● **Input data**
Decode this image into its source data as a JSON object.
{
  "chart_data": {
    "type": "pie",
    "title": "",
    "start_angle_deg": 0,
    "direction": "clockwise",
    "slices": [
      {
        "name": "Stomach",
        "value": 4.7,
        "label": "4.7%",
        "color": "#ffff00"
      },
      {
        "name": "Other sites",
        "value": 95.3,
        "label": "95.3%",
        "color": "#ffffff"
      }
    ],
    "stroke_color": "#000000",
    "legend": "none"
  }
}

● **Exercise**
Reproduce the listing above verbatim, from first line to last.

● **Response for this exercise**
Decode this image into its source data as a JSON object.
{
  "chart_data": {
    "type": "pie",
    "title": "",
    "start_angle_deg": 0,
    "direction": "clockwise",
    "slices": [
      {
        "name": "Stomach",
        "value": 4.7,
        "label": "4.7%",
        "color": "#ffff00"
      },
      {
        "name": "Other sites",
        "value": 95.3,
        "label": "95.3%",
        "color": "#ffffff"
      }
    ],
    "stroke_color": "#000000",
    "legend": "none"
  }
}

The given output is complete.